WORK INSTRUCTIONS: Print the entries below word for word; the pictures stay out of your copy.

SUPPLIED INFORMATION:
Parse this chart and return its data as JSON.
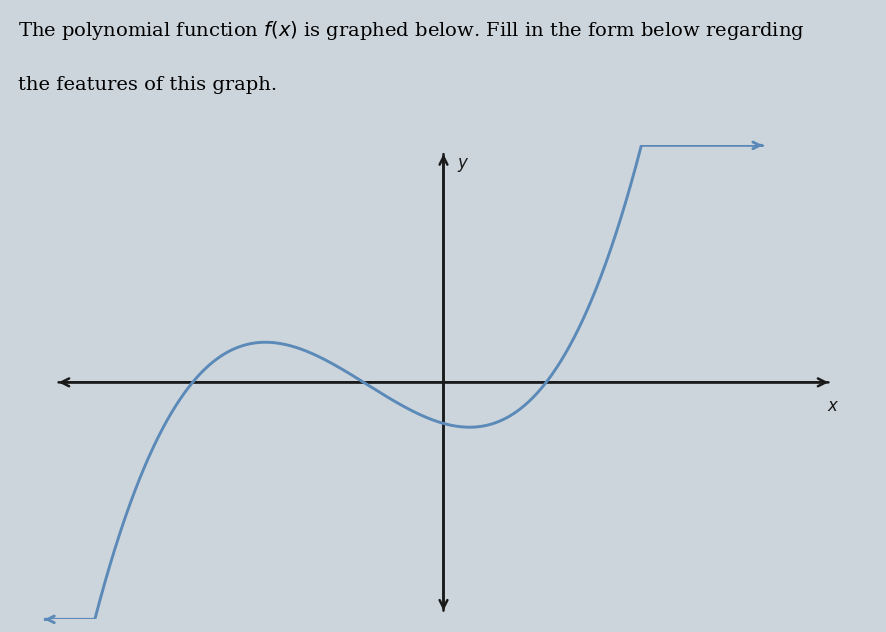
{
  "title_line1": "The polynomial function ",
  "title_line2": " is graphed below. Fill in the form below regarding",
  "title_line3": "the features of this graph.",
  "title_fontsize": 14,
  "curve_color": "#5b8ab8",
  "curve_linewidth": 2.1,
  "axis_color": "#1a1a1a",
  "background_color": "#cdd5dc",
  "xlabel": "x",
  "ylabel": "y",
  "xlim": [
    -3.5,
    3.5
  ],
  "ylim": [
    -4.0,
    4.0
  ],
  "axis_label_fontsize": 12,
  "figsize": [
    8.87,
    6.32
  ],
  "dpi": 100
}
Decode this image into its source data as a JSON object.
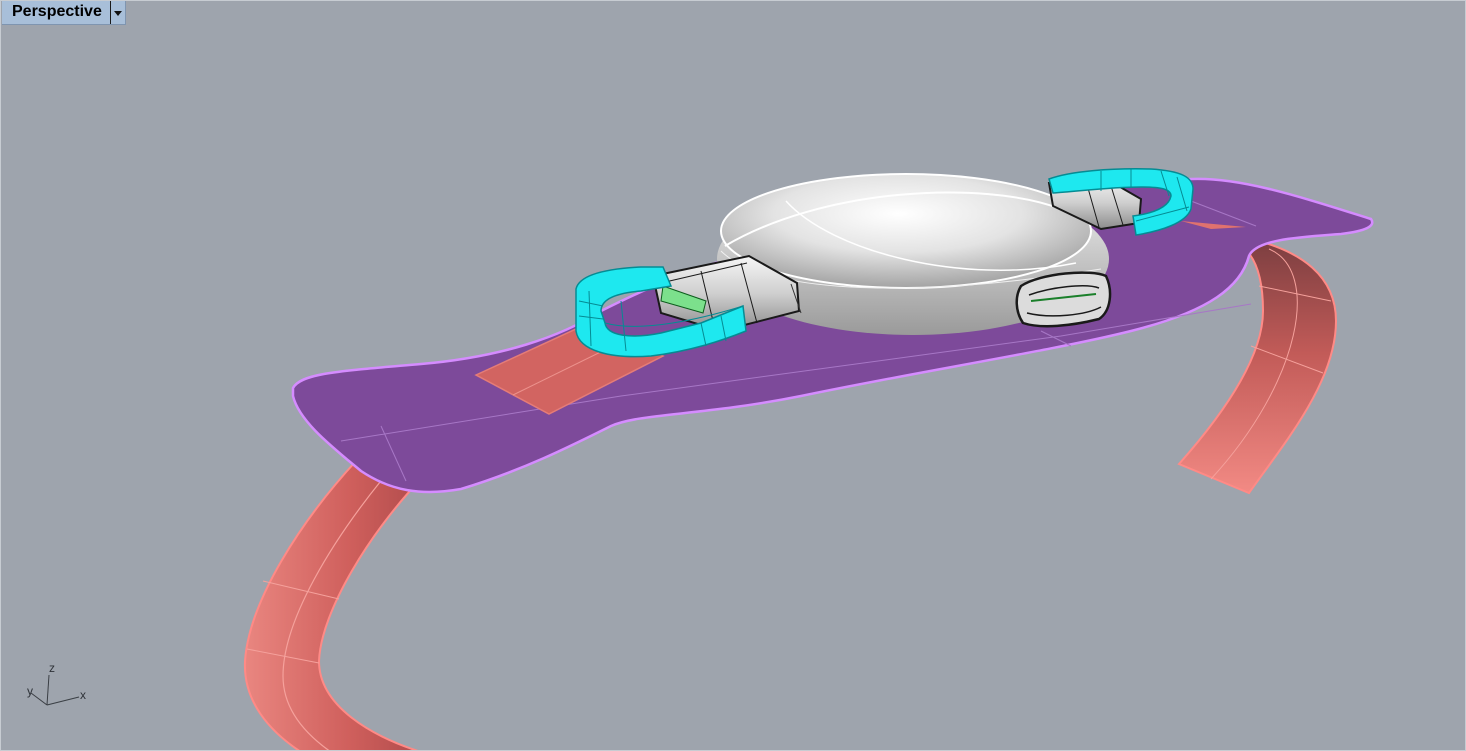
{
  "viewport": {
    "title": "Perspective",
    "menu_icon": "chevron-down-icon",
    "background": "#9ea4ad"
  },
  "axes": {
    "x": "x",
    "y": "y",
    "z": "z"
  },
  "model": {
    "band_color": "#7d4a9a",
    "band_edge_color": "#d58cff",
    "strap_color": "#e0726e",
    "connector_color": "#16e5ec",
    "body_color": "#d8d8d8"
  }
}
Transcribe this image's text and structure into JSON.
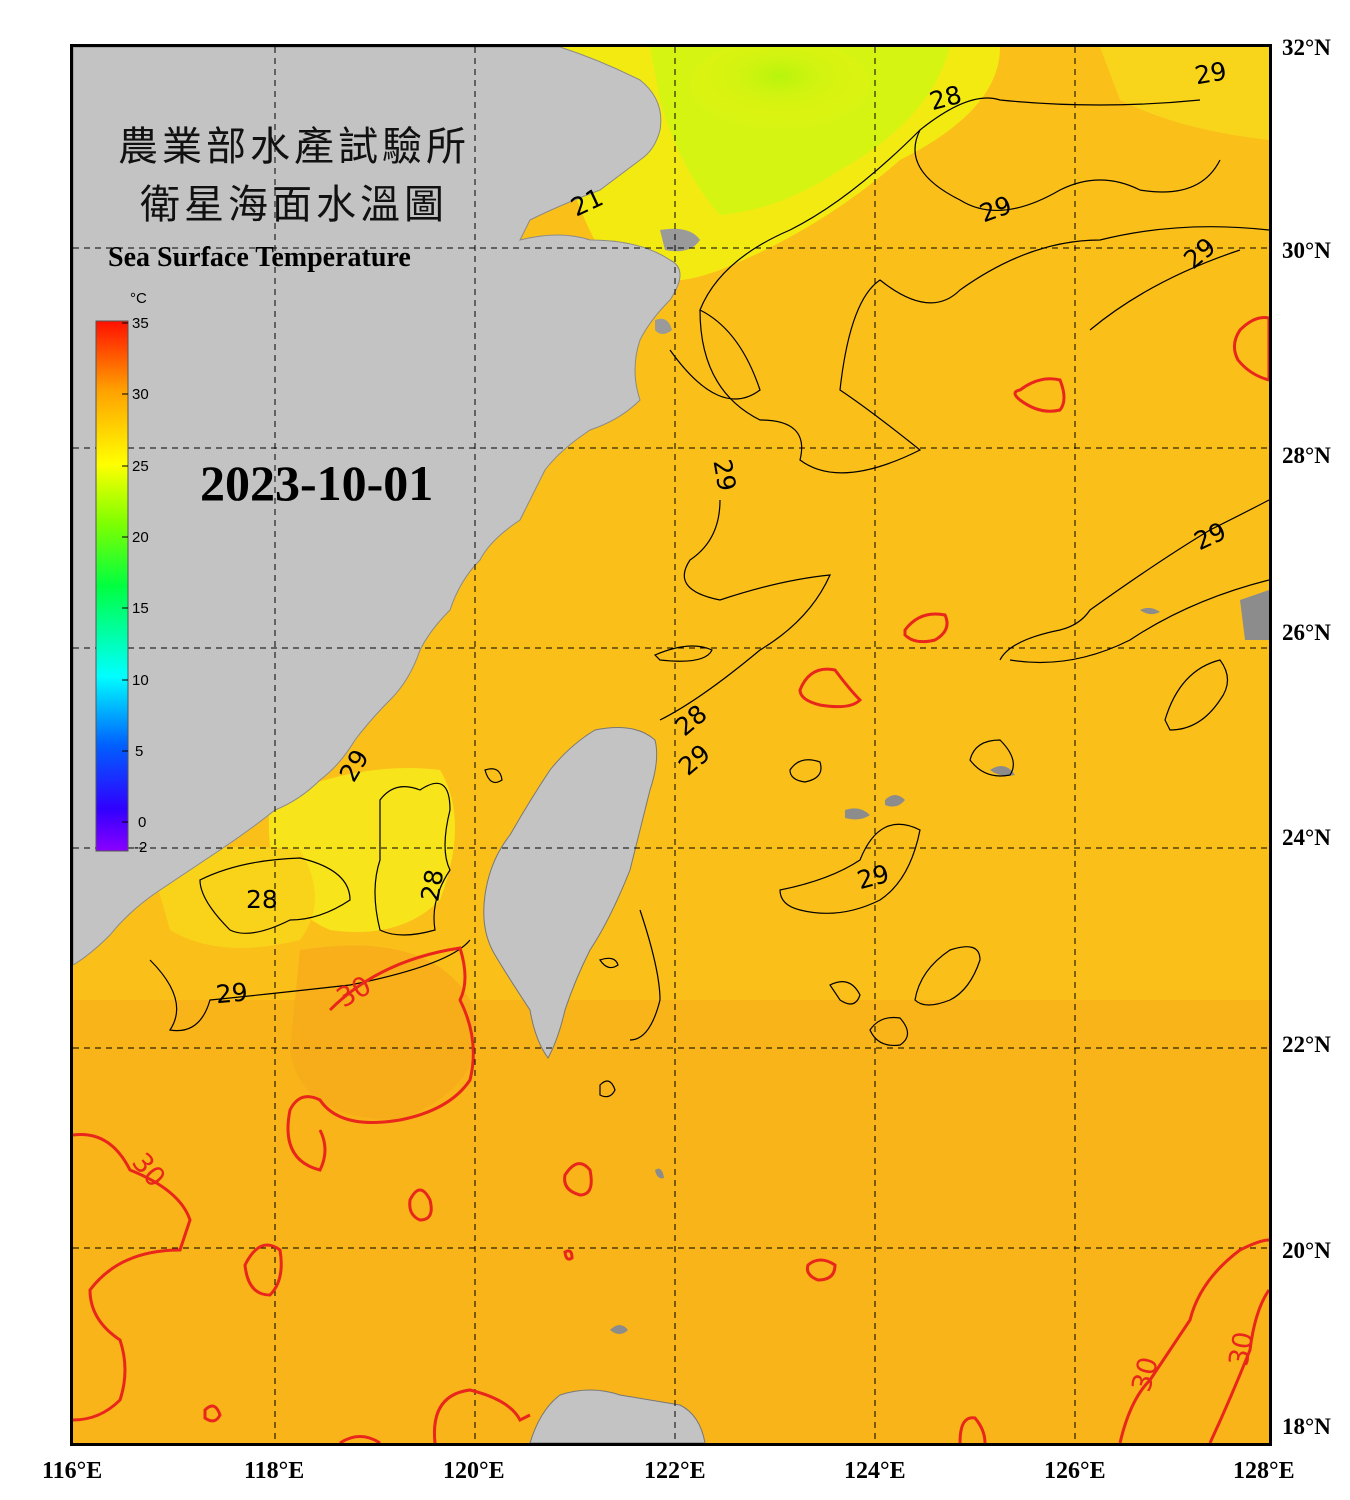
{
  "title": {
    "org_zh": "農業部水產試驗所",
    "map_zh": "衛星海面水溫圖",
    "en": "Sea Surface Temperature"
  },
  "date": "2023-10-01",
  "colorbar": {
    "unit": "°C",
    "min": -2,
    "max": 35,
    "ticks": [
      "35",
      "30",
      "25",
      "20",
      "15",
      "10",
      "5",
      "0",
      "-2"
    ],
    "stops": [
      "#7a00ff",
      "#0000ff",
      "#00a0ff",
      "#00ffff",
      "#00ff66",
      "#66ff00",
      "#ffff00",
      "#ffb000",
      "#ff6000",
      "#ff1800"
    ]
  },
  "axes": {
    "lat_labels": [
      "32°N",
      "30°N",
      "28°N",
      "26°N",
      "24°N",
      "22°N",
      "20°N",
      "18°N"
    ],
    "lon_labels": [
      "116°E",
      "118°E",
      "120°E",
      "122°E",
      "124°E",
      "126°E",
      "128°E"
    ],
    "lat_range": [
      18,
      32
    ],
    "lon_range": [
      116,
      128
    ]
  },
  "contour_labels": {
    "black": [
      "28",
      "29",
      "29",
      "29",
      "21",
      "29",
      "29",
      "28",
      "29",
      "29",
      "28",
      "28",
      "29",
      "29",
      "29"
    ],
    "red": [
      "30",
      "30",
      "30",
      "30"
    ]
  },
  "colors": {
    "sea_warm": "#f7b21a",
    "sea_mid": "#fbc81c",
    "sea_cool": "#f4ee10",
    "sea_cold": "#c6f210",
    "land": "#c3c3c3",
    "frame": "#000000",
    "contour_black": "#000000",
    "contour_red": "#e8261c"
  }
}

REPLY TO THE TASK:
Parse this chart and return its data as JSON.
{
  "title_line1": "The polynomial function ",
  "title_line2": " is graphed below. Fill in the form below regarding",
  "title_line3": "the features of this graph.",
  "title_fontsize": 14,
  "curve_color": "#5b8ab8",
  "curve_linewidth": 2.1,
  "axis_color": "#1a1a1a",
  "background_color": "#cdd5dc",
  "xlabel": "x",
  "ylabel": "y",
  "xlim": [
    -3.5,
    3.5
  ],
  "ylim": [
    -4.0,
    4.0
  ],
  "axis_label_fontsize": 12,
  "figsize": [
    8.87,
    6.32
  ],
  "dpi": 100
}
Decode this image into its source data as a JSON object.
{
  "viewport": {
    "title": "Perspective",
    "menu_icon": "chevron-down-icon",
    "background": "#9ea4ad"
  },
  "axes": {
    "x": "x",
    "y": "y",
    "z": "z"
  },
  "model": {
    "band_color": "#7d4a9a",
    "band_edge_color": "#d58cff",
    "strap_color": "#e0726e",
    "connector_color": "#16e5ec",
    "body_color": "#d8d8d8"
  }
}
Transcribe this image's text and structure into JSON.
{
  "title": {
    "org_zh": "農業部水產試驗所",
    "map_zh": "衛星海面水溫圖",
    "en": "Sea Surface Temperature"
  },
  "date": "2023-10-01",
  "colorbar": {
    "unit": "°C",
    "min": -2,
    "max": 35,
    "ticks": [
      "35",
      "30",
      "25",
      "20",
      "15",
      "10",
      "5",
      "0",
      "-2"
    ],
    "stops": [
      "#7a00ff",
      "#0000ff",
      "#00a0ff",
      "#00ffff",
      "#00ff66",
      "#66ff00",
      "#ffff00",
      "#ffb000",
      "#ff6000",
      "#ff1800"
    ]
  },
  "axes": {
    "lat_labels": [
      "32°N",
      "30°N",
      "28°N",
      "26°N",
      "24°N",
      "22°N",
      "20°N",
      "18°N"
    ],
    "lon_labels": [
      "116°E",
      "118°E",
      "120°E",
      "122°E",
      "124°E",
      "126°E",
      "128°E"
    ],
    "lat_range": [
      18,
      32
    ],
    "lon_range": [
      116,
      128
    ]
  },
  "contour_labels": {
    "black": [
      "28",
      "29",
      "29",
      "29",
      "21",
      "29",
      "29",
      "28",
      "29",
      "29",
      "28",
      "28",
      "29",
      "29",
      "29"
    ],
    "red": [
      "30",
      "30",
      "30",
      "30"
    ]
  },
  "colors": {
    "sea_warm": "#f7b21a",
    "sea_mid": "#fbc81c",
    "sea_cool": "#f4ee10",
    "sea_cold": "#c6f210",
    "land": "#c3c3c3",
    "frame": "#000000",
    "contour_black": "#000000",
    "contour_red": "#e8261c"
  }
}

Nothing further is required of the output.